What you are asked to do => Every entry must be copied word for word.

Stored items from a collection:
════════════════
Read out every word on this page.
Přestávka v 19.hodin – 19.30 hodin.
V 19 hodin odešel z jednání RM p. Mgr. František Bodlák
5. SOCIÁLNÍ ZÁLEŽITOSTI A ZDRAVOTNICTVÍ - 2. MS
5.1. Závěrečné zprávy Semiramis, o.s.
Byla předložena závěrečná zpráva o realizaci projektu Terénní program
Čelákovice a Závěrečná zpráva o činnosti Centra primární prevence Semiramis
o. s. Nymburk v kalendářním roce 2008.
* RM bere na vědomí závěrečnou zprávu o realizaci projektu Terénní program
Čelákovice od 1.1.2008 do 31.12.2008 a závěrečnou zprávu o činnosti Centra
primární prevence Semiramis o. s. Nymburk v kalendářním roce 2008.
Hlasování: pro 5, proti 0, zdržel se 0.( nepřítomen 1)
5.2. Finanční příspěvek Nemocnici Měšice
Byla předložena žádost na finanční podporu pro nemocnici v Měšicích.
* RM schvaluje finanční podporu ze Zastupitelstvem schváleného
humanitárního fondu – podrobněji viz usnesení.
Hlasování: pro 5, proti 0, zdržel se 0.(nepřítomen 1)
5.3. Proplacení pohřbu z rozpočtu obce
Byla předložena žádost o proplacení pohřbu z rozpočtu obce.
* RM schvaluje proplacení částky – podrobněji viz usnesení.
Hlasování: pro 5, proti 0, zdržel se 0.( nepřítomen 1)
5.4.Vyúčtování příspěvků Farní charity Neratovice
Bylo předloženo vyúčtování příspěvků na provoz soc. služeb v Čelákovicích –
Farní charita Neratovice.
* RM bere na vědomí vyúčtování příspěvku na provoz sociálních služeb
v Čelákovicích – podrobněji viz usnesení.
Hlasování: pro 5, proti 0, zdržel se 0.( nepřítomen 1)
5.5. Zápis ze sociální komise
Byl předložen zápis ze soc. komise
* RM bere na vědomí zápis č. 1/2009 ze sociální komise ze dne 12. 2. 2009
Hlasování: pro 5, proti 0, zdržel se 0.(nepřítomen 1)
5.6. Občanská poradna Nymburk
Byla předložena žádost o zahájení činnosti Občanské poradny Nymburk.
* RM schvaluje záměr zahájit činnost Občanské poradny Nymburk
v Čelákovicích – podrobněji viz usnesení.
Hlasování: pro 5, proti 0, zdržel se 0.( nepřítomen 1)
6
════════════════
Written reply =>
Read out every word on this page.
Přestávka v 19.hodin – 19.30 hodin.
V 19 hodin odešel z jednání RM p. Mgr. František Bodlák
5. SOCIÁLNÍ ZÁLEŽITOSTI A ZDRAVOTNICTVÍ - 2. MS
5.1. Závěrečné zprávy Semiramis, o.s.
Byla předložena závěrečná zpráva o realizaci projektu Terénní program
Čelákovice a Závěrečná zpráva o činnosti Centra primární prevence Semiramis
o. s. Nymburk v kalendářním roce 2008.
* RM bere na vědomí závěrečnou zprávu o realizaci projektu Terénní program
Čelákovice od 1.1.2008 do 31.12.2008 a závěrečnou zprávu o činnosti Centra
primární prevence Semiramis o. s. Nymburk v kalendářním roce 2008.
Hlasování: pro 5, proti 0, zdržel se 0.( nepřítomen 1)
5.2. Finanční příspěvek Nemocnici Měšice
Byla předložena žádost na finanční podporu pro nemocnici v Měšicích.
* RM schvaluje finanční podporu ze Zastupitelstvem schváleného
humanitárního fondu – podrobněji viz usnesení.
Hlasování: pro 5, proti 0, zdržel se 0.(nepřítomen 1)
5.3. Proplacení pohřbu z rozpočtu obce
Byla předložena žádost o proplacení pohřbu z rozpočtu obce.
* RM schvaluje proplacení částky – podrobněji viz usnesení.
Hlasování: pro 5, proti 0, zdržel se 0.( nepřítomen 1)
5.4.Vyúčtování příspěvků Farní charity Neratovice
Bylo předloženo vyúčtování příspěvků na provoz soc. služeb v Čelákovicích –
Farní charita Neratovice.
* RM bere na vědomí vyúčtování příspěvku na provoz sociálních služeb
v Čelákovicích – podrobněji viz usnesení.
Hlasování: pro 5, proti 0, zdržel se 0.( nepřítomen 1)
5.5. Zápis ze sociální komise
Byl předložen zápis ze soc. komise
* RM bere na vědomí zápis č. 1/2009 ze sociální komise ze dne 12. 2. 2009
Hlasování: pro 5, proti 0, zdržel se 0.(nepřítomen 1)
5.6. Občanská poradna Nymburk
Byla předložena žádost o zahájení činnosti Občanské poradny Nymburk.
* RM schvaluje záměr zahájit činnost Občanské poradny Nymburk
v Čelákovicích – podrobněji viz usnesení.
Hlasování: pro 5, proti 0, zdržel se 0.( nepřítomen 1)
6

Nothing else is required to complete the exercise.